To do ▸ Reproduce the part of the watch color thread that opens with the words containing "# Longines HydroConquest" and closes with "of these two?".

Supplied text ▸
+++++

# Longines HydroConquest - Blue or Black?



## AlBundy

I am really close to buying a Longines HydroConquest 41mm Automatic, but can't decide between black or blue, so I am asking you guys: What would you buy if you had to chose between one of these two?

Blue:
L3.642.4.96.6 Longines HydroConquest Large Automatic Blue Dial Bracelet Pris 6.395,-

Black:
L3.642.4.56.6 Longines HydroConquest Large Automatic Black Dial Bracelet Pris 6.695,-


----------



## williamtv

That's a tough one! You have to ask yourself.... Do you tend to push the limits on color in your wardrobe, or do you stick with the more traditional hues? If you push the limits, then definitely the blue. If you don't like to rock the boat.... The stick with the classic black. After all.... It goes with everything!


----------



## little big feather

I like the blue...But black goes with everything.


----------



## OSUMBA2003

I like the blue better as well, but the black is on my short list since I have a blue Aquaracer.


----------



## Temperarely

Hi,

I would choose the black one.

As said the black one goes with everything.










goodluck.
Elf.


----------



## RedBarchettayyz

I was in your position, seeing the blue in person at the AD sealed the deal. The blue is just radiant in person!










Either way you can't go wrong, it is a great watch!


----------



## wristclock

I like the black because I do not like the faded look of the blue bezel. I would rather the blue be darker.


----------



## tatt169

I personally have the black as it was my first decent watch, given the choice again I would go for blue. There are many nice black dialed watches around but, to me, the hydro is one of the nicest blue watches around and I prefer it to the more expensive blue 'wave' seamaster. . . Go blue


----------



## mr00jimbo

Blue! You need to see it shine in the sun.


----------



## AlBundy

This wasn't easy... I just went ahead and ordered the blue one...


----------



## RedBarchettayyz

AlBundy said:


> This wasn't easy... I just went ahead and ordered the blue one...


Congrats, you're gonna love it! Make sure to post some pics when it arrives


----------



## tatt169

Good lad!  you will be glad in the long run.


----------



## little big feather

Congrats......Either way, you could not go wrong....A true win...win!

+++++

Dataset extract ▸
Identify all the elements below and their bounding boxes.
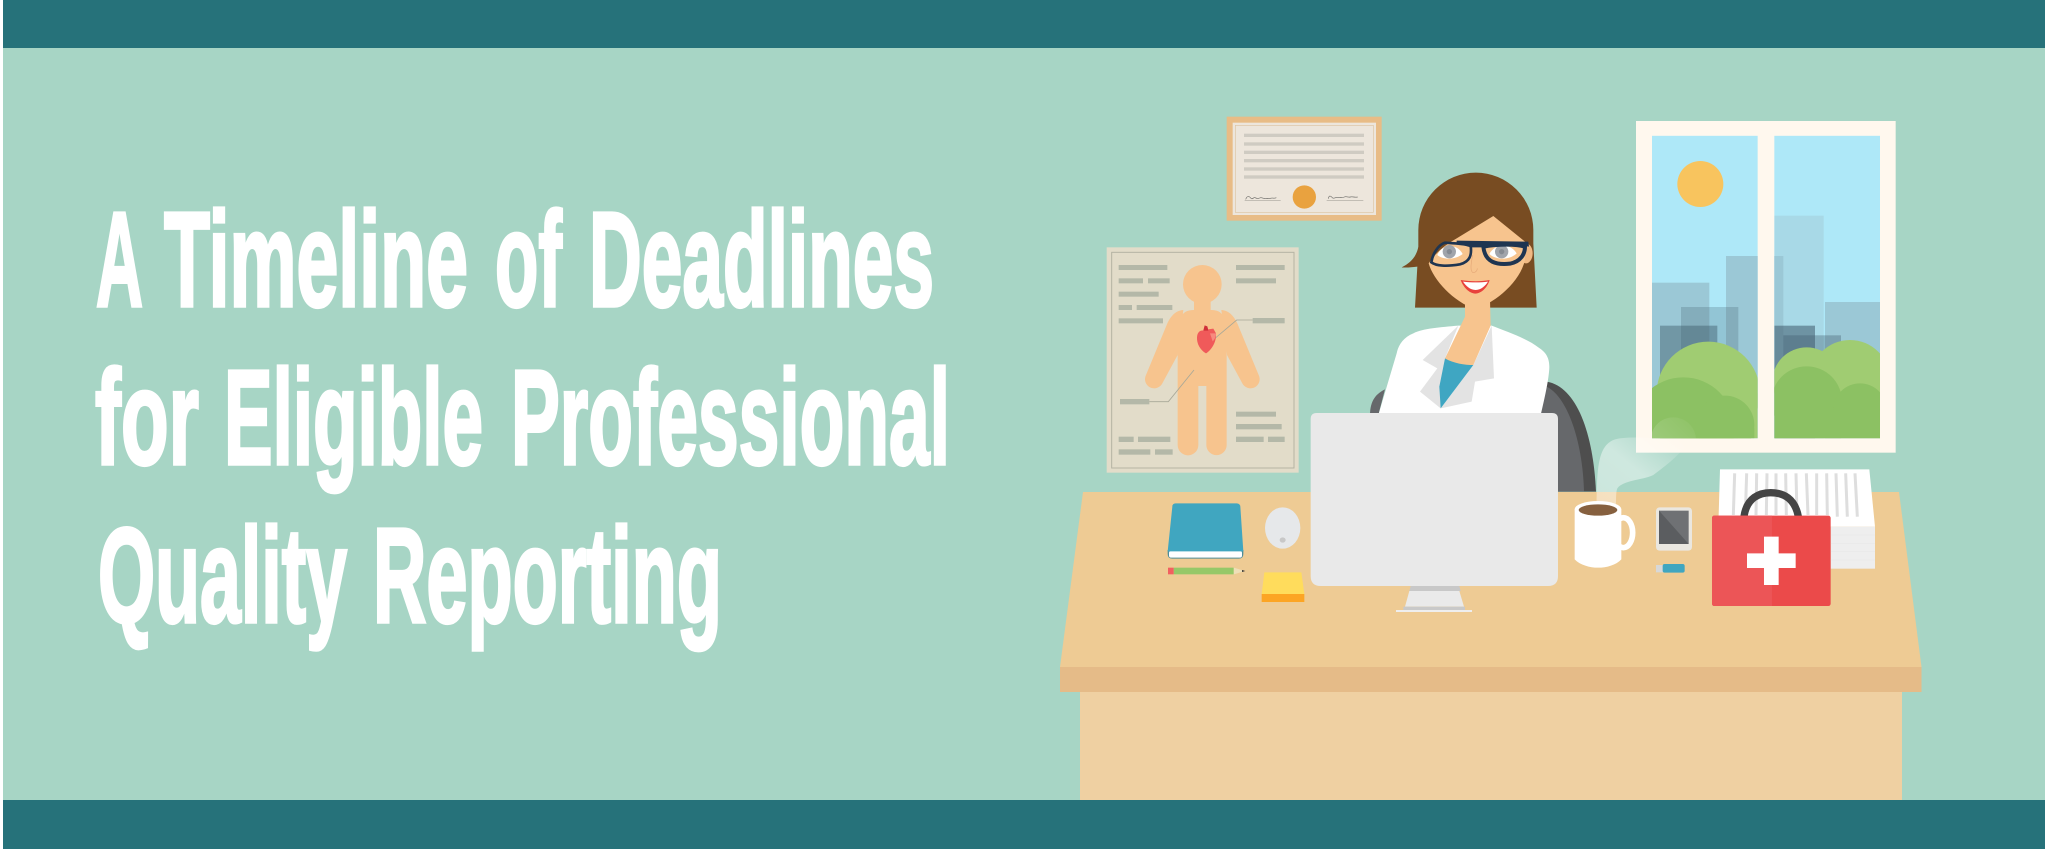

+++++

Final answer ▸
# Longines HydroConquest - Blue or Black?



## AlBundy

I am really close to buying a Longines HydroConquest 41mm Automatic, but can't decide between black or blue, so I am asking you guys: What would you buy if you had to chose between one of these two?